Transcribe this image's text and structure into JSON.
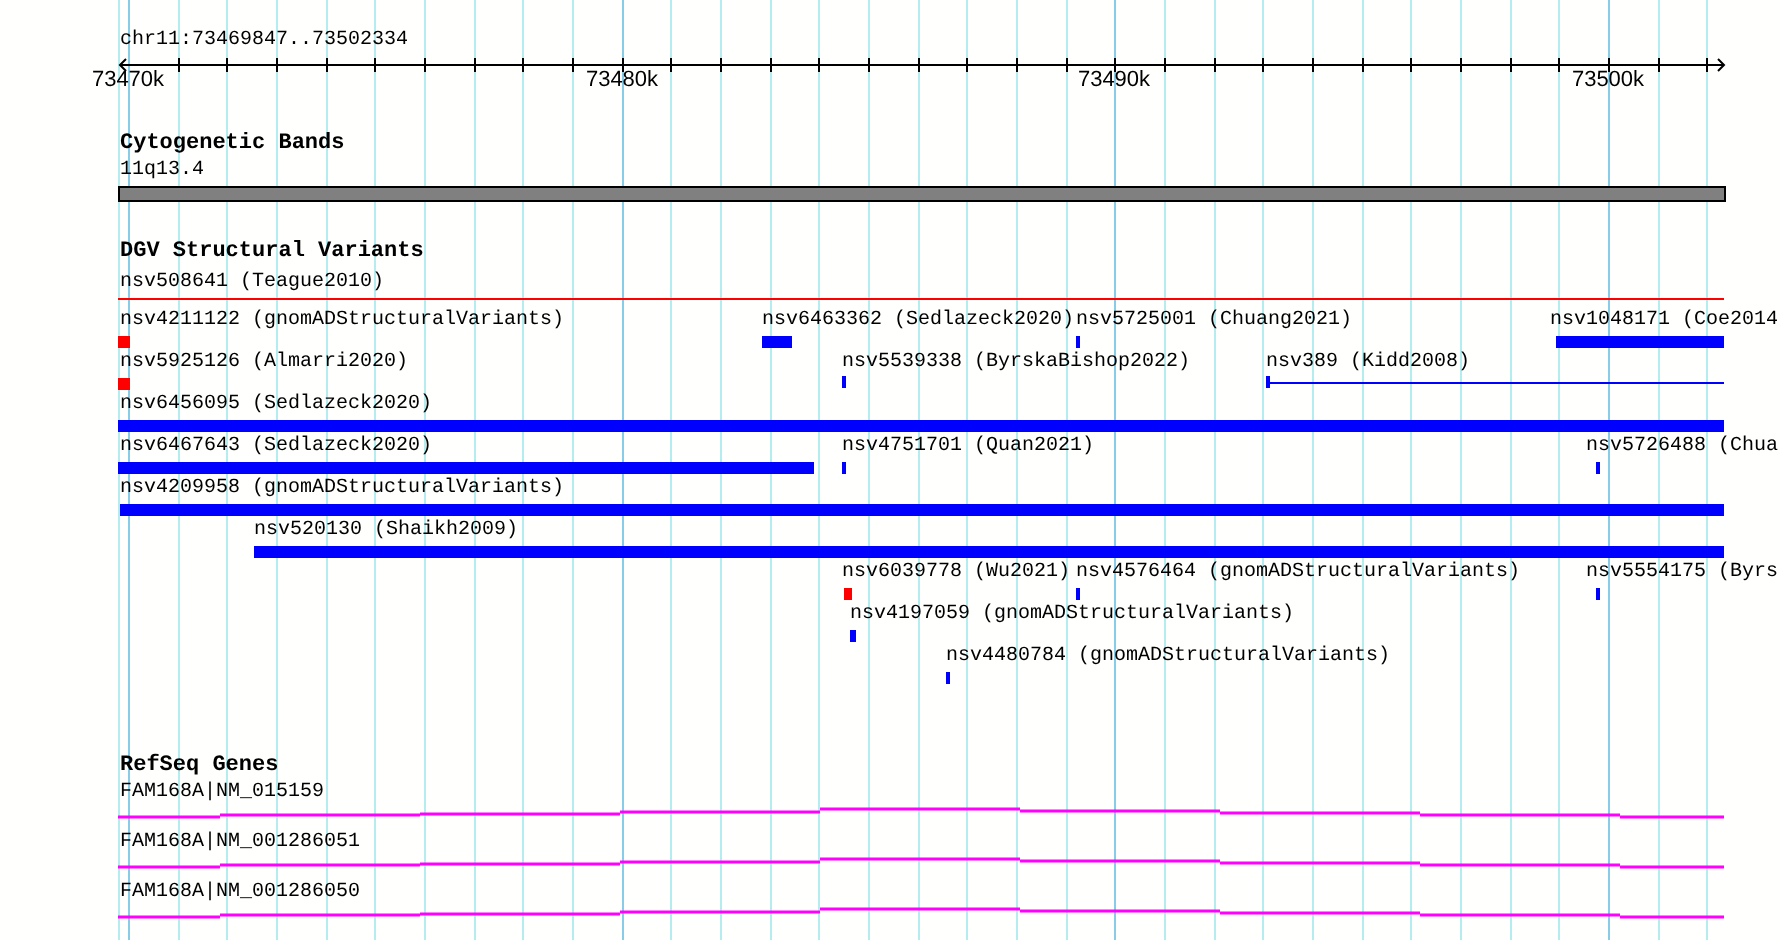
{
  "ruler": {
    "region": "chr11:73469847..73502334",
    "ticks": [
      "73470k",
      "73480k",
      "73490k",
      "73500k"
    ]
  },
  "tracks": [
    {
      "title": "Cytogenetic Bands",
      "kind": "bands",
      "features": [
        {
          "label": "11q13.4"
        }
      ]
    },
    {
      "title": "DGV Structural Variants",
      "kind": "variants",
      "features": [
        {
          "label": "nsv508641 (Teague2010)",
          "kind": "line",
          "color": "#ff0000"
        },
        {
          "label": "nsv4211122 (gnomADStructuralVariants)",
          "kind": "bar",
          "color": "#ff0000"
        },
        {
          "label": "nsv6463362 (Sedlazeck2020)",
          "kind": "bar",
          "color": "#0000ff"
        },
        {
          "label": "nsv5725001 (Chuang2021)",
          "kind": "bar",
          "color": "#0000ff"
        },
        {
          "label": "nsv1048171 (Coe2014",
          "kind": "bar",
          "color": "#0000ff"
        },
        {
          "label": "nsv5925126 (Almarri2020)",
          "kind": "bar",
          "color": "#ff0000"
        },
        {
          "label": "nsv5539338 (ByrskaBishop2022)",
          "kind": "bar",
          "color": "#0000ff"
        },
        {
          "label": "nsv389 (Kidd2008)",
          "kind": "line",
          "color": "#0000ff"
        },
        {
          "label": "nsv6456095 (Sedlazeck2020)",
          "kind": "bar",
          "color": "#0000ff"
        },
        {
          "label": "nsv6467643 (Sedlazeck2020)",
          "kind": "bar",
          "color": "#0000ff"
        },
        {
          "label": "nsv4751701 (Quan2021)",
          "kind": "bar",
          "color": "#0000ff"
        },
        {
          "label": "nsv5726488 (Chua",
          "kind": "bar",
          "color": "#0000ff"
        },
        {
          "label": "nsv4209958 (gnomADStructuralVariants)",
          "kind": "bar",
          "color": "#0000ff"
        },
        {
          "label": "nsv520130 (Shaikh2009)",
          "kind": "bar",
          "color": "#0000ff"
        },
        {
          "label": "nsv6039778 (Wu2021)",
          "kind": "bar",
          "color": "#ff0000"
        },
        {
          "label": "nsv4576464 (gnomADStructuralVariants)",
          "kind": "bar",
          "color": "#0000ff"
        },
        {
          "label": "nsv5554175 (Byrs",
          "kind": "bar",
          "color": "#0000ff"
        },
        {
          "label": "nsv4197059 (gnomADStructuralVariants)",
          "kind": "bar",
          "color": "#0000ff"
        },
        {
          "label": "nsv4480784 (gnomADStructuralVariants)",
          "kind": "bar",
          "color": "#0000ff"
        }
      ]
    },
    {
      "title": "RefSeq Genes",
      "kind": "genes",
      "features": [
        {
          "label": "FAM168A|NM_015159"
        },
        {
          "label": "FAM168A|NM_001286051"
        },
        {
          "label": "FAM168A|NM_001286050"
        }
      ]
    }
  ]
}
******************************
AIM OF THE TASK
Show all lines above that contain "gnomADStructuralVariants".

ANSWER TO THIS TASK
          "label": "nsv4211122 (gnomADStructuralVariants)",
          "label": "nsv4209958 (gnomADStructuralVariants)",
          "label": "nsv4576464 (gnomADStructuralVariants)",
          "label": "nsv4197059 (gnomADStructuralVariants)",
          "label": "nsv4480784 (gnomADStructuralVariants)",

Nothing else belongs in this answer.